Directions ->
Update everything from the start of the material down to and including the line containing "transferee-line: 受让方：______公司 [52,155,165,170]" by changing "审计报告表" to "审计报表" and leaving all else as it is.

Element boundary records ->
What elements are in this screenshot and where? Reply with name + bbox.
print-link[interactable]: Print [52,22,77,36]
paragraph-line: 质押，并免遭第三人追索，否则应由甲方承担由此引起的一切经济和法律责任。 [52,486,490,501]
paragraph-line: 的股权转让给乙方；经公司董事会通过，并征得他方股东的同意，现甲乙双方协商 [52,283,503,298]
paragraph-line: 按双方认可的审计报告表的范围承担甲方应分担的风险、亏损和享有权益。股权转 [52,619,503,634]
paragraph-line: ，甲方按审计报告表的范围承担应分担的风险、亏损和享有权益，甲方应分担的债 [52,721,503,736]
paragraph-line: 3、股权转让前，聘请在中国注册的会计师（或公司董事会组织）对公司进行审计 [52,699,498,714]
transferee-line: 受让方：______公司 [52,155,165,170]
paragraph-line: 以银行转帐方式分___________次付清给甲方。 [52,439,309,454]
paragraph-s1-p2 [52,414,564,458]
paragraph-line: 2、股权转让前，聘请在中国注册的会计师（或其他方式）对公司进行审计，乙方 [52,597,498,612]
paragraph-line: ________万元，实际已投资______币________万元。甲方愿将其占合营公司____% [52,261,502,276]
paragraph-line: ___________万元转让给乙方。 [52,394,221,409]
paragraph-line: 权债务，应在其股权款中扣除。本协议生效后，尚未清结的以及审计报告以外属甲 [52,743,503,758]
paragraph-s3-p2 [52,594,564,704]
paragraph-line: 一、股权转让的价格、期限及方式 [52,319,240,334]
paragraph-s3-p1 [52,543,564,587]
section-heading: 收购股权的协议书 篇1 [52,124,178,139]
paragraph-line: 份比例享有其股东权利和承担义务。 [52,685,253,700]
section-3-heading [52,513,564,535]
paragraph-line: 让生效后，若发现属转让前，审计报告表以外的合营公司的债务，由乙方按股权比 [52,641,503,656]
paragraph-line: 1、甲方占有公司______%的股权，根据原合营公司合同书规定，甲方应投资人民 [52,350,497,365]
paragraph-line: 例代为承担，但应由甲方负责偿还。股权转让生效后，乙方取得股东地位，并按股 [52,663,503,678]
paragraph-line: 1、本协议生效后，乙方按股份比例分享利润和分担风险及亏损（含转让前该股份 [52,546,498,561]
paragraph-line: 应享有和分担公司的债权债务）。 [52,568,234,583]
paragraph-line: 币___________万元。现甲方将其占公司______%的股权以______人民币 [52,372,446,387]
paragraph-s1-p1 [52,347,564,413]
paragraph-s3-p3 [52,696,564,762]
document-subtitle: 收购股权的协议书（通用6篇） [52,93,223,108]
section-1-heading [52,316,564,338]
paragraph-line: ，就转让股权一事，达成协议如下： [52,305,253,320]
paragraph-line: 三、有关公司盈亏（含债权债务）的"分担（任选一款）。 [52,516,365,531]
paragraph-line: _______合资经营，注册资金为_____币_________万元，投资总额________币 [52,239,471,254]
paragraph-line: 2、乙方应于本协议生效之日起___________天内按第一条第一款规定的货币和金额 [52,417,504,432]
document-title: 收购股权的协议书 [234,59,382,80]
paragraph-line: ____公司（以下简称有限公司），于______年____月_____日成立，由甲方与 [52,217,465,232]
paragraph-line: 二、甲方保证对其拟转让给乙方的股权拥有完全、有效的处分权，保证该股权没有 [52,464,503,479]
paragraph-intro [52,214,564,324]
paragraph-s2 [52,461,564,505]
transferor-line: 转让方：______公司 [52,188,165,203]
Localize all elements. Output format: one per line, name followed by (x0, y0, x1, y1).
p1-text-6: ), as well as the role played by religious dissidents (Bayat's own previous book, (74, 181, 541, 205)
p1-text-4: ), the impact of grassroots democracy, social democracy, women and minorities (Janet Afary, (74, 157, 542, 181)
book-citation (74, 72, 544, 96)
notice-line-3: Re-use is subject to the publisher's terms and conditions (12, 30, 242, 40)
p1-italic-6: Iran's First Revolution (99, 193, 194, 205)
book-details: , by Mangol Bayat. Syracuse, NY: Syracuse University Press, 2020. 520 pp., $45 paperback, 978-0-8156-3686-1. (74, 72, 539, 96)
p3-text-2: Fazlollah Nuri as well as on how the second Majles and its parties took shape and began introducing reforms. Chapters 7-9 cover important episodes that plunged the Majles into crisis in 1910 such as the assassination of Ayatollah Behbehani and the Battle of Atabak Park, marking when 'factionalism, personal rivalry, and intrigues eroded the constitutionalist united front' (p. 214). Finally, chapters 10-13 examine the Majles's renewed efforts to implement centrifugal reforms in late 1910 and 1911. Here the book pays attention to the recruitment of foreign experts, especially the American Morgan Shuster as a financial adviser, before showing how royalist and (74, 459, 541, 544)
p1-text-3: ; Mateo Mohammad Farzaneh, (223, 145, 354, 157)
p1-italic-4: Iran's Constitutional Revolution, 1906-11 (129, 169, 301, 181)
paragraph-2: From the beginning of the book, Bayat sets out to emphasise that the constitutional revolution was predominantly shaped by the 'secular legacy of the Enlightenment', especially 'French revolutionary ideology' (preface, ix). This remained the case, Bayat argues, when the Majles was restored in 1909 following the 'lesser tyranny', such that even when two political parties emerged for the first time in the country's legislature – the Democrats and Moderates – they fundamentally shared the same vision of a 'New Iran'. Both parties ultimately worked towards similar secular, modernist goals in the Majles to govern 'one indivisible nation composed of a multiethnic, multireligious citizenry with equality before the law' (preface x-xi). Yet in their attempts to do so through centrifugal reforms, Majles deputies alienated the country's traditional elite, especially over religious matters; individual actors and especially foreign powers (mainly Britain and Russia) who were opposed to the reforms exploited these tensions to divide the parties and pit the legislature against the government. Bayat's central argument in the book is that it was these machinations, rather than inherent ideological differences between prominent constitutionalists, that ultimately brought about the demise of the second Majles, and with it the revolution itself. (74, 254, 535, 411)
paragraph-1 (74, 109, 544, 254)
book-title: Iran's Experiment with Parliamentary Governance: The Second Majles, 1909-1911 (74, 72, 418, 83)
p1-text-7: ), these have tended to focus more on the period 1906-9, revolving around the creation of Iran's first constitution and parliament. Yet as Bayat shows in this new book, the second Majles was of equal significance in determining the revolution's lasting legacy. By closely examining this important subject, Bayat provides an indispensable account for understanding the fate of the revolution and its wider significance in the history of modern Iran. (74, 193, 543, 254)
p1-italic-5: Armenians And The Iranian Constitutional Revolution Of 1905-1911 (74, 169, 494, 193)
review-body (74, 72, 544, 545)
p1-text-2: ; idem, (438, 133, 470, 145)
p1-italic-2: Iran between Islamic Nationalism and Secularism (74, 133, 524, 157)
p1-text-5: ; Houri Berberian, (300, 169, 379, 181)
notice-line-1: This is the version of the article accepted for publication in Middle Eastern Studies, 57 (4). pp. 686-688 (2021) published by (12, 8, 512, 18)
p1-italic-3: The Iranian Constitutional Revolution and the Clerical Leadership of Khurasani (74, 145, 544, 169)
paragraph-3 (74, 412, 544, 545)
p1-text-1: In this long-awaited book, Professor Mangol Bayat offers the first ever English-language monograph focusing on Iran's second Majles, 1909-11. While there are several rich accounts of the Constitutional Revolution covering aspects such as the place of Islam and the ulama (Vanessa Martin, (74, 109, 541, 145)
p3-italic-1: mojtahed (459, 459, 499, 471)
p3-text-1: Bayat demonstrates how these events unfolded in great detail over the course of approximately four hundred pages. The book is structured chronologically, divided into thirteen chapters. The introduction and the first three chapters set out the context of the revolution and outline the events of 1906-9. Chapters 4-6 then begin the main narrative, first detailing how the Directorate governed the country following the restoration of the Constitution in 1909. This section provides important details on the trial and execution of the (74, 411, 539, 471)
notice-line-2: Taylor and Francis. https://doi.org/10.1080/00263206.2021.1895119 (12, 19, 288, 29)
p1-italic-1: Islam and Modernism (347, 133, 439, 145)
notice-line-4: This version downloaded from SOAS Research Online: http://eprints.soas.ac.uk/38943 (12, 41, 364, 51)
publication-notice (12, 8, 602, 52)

Response to the exercise ->
What elements are in this screenshot and where? Reply with name + bbox.
print-link[interactable]: Print [52,22,77,36]
paragraph-line: 质押，并免遭第三人追索，否则应由甲方承担由此引起的一切经济和法律责任。 [52,486,490,501]
paragraph-line: 的股权转让给乙方；经公司董事会通过，并征得他方股东的同意，现甲乙双方协商 [52,283,503,298]
paragraph-line: 按双方认可的审计报表的范围承担甲方应分担的风险、亏损和享有权益。股权转 [52,619,503,634]
paragraph-line: ，甲方按审计报表的范围承担应分担的风险、亏损和享有权益，甲方应分担的债 [52,721,503,736]
paragraph-line: 3、股权转让前，聘请在中国注册的会计师（或公司董事会组织）对公司进行审计 [52,699,498,714]
transferee-line: 受让方：______公司 [52,155,165,170]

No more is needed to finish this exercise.